• EXERCISE DESCRIPTION: Copy out, character for character, the entries from the first line through the line that contains "469, 1266, 495]", including both of those lines.

================================

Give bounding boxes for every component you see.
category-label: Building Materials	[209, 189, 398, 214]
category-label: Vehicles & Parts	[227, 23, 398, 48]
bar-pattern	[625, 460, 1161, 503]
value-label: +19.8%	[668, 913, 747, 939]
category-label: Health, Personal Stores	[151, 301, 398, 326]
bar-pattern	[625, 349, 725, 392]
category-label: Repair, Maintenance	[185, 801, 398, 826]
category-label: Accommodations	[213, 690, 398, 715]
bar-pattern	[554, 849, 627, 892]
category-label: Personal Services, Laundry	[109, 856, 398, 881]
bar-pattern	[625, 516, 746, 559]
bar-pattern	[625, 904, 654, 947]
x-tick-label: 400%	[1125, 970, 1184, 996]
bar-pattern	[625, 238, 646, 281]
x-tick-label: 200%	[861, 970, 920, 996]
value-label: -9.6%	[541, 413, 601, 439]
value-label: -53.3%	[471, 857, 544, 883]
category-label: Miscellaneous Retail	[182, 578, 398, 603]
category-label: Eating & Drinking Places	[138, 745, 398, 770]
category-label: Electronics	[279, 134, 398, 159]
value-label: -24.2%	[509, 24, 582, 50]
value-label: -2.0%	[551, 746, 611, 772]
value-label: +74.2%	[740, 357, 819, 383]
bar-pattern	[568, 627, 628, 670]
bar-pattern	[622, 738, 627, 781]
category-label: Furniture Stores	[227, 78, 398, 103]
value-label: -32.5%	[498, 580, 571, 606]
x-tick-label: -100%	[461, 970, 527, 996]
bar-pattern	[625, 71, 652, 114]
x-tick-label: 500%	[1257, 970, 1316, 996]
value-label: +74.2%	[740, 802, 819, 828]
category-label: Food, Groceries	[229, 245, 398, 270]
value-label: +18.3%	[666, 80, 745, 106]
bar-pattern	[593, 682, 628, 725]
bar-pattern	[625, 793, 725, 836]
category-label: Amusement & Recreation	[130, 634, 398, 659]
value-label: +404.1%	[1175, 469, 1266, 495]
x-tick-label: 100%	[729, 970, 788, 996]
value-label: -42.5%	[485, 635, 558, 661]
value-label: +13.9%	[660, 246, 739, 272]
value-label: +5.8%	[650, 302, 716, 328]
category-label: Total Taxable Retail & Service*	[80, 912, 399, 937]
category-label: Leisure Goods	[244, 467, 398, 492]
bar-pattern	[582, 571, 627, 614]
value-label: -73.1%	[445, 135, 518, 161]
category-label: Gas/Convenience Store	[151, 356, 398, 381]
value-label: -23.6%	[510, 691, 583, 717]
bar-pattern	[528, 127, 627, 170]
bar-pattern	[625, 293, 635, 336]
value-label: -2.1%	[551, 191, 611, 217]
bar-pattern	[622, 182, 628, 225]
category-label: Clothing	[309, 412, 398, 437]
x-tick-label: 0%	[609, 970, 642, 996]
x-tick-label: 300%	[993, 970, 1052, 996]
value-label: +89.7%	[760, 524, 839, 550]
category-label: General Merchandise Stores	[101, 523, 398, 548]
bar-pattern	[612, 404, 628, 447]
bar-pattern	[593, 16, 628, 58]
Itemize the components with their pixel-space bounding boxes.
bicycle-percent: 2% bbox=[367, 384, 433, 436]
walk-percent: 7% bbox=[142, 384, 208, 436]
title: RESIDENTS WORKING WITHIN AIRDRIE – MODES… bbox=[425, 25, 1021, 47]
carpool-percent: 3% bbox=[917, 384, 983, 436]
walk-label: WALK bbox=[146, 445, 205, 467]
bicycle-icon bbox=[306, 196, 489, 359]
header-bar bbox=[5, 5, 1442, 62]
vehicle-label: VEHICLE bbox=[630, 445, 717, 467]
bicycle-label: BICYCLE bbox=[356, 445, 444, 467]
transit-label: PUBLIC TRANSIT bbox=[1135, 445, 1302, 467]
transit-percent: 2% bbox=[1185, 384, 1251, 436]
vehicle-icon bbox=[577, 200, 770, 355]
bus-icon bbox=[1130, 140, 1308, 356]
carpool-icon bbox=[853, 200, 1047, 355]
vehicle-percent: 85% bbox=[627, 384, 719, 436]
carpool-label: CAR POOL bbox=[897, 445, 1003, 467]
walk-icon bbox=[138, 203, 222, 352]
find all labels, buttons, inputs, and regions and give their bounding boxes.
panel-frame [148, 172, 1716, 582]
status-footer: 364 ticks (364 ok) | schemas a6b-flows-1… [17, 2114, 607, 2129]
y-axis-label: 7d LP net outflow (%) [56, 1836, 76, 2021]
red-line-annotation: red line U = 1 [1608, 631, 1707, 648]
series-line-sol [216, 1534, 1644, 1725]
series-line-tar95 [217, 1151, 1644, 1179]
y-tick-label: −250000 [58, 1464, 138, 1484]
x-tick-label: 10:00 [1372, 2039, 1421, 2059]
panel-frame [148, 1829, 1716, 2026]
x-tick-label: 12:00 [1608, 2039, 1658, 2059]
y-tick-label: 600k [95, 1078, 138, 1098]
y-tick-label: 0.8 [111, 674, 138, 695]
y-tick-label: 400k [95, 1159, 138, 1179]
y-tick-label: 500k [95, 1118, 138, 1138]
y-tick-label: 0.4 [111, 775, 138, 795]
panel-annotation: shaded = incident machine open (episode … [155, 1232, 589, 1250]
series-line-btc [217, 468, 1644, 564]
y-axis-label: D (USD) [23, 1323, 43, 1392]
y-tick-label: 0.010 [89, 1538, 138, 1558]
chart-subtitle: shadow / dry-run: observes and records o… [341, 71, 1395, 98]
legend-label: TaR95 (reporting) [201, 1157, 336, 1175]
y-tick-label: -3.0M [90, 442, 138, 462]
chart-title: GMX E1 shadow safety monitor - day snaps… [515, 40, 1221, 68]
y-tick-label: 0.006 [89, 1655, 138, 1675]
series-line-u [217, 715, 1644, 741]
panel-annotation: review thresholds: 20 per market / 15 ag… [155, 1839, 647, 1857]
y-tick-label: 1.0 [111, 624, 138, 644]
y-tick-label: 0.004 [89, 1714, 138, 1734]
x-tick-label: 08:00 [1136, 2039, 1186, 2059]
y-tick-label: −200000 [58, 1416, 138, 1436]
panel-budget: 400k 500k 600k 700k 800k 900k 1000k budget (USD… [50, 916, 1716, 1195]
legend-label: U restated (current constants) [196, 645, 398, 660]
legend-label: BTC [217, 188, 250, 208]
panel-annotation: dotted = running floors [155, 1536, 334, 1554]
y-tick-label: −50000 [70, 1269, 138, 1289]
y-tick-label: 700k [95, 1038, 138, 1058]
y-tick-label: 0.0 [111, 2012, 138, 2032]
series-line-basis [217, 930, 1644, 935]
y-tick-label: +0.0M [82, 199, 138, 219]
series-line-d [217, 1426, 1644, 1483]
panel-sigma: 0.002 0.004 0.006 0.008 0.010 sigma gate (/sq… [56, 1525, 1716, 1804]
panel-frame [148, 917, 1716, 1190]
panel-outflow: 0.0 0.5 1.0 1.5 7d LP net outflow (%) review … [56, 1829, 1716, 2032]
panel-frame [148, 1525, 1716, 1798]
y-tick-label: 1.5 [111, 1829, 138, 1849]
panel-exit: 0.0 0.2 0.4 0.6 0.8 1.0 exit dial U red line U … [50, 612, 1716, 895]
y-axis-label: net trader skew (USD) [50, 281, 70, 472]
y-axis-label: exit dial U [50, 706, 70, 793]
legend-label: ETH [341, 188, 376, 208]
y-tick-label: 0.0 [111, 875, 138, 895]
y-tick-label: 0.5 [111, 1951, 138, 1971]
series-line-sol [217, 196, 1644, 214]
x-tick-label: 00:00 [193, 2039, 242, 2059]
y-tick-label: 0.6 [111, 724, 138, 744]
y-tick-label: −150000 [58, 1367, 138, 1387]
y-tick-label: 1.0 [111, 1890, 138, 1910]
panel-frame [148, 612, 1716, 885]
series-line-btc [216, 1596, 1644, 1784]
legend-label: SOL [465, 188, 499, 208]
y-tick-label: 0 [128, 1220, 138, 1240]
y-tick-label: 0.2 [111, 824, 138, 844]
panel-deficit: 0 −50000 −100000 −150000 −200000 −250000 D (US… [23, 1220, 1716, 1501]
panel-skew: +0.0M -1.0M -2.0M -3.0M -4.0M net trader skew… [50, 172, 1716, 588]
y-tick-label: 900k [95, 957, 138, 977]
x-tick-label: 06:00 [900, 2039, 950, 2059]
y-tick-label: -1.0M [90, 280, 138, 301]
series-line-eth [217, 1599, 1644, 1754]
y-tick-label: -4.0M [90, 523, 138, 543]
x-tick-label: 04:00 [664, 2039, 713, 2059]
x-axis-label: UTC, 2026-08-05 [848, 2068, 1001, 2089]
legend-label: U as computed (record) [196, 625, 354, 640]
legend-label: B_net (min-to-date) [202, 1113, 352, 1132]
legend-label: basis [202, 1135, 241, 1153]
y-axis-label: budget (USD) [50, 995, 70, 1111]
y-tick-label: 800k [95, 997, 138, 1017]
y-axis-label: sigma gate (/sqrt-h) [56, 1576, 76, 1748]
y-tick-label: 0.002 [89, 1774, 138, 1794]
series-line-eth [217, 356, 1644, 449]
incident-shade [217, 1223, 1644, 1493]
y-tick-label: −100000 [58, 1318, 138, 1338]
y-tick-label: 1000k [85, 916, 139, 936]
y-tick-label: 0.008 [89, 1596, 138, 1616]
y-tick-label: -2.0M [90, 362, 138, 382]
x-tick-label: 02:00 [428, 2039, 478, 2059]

================================

• SOLVED PROBLEM:
Give bounding boxes for every component you see.
category-label: Building Materials	[209, 189, 398, 214]
category-label: Vehicles & Parts	[227, 23, 398, 48]
bar-pattern	[625, 460, 1161, 503]
value-label: +19.8%	[668, 913, 747, 939]
category-label: Health, Personal Stores	[151, 301, 398, 326]
bar-pattern	[625, 349, 725, 392]
category-label: Repair, Maintenance	[185, 801, 398, 826]
category-label: Accommodations	[213, 690, 398, 715]
bar-pattern	[554, 849, 627, 892]
category-label: Personal Services, Laundry	[109, 856, 398, 881]
bar-pattern	[625, 516, 746, 559]
bar-pattern	[625, 904, 654, 947]
x-tick-label: 400%	[1125, 970, 1184, 996]
bar-pattern	[625, 238, 646, 281]
x-tick-label: 200%	[861, 970, 920, 996]
value-label: -9.6%	[541, 413, 601, 439]
value-label: -53.3%	[471, 857, 544, 883]
category-label: Miscellaneous Retail	[182, 578, 398, 603]
category-label: Eating & Drinking Places	[138, 745, 398, 770]
category-label: Electronics	[279, 134, 398, 159]
value-label: -24.2%	[509, 24, 582, 50]
value-label: -2.0%	[551, 746, 611, 772]
value-label: +74.2%	[740, 357, 819, 383]
bar-pattern	[568, 627, 628, 670]
bar-pattern	[622, 738, 627, 781]
category-label: Furniture Stores	[227, 78, 398, 103]
value-label: -32.5%	[498, 580, 571, 606]
x-tick-label: -100%	[461, 970, 527, 996]
bar-pattern	[625, 71, 652, 114]
x-tick-label: 500%	[1257, 970, 1316, 996]
value-label: +74.2%	[740, 802, 819, 828]
category-label: Food, Groceries	[229, 245, 398, 270]
value-label: +18.3%	[666, 80, 745, 106]
bar-pattern	[593, 682, 628, 725]
bar-pattern	[625, 793, 725, 836]
category-label: Amusement & Recreation	[130, 634, 398, 659]
value-label: +404.1%	[1175, 469, 1266, 495]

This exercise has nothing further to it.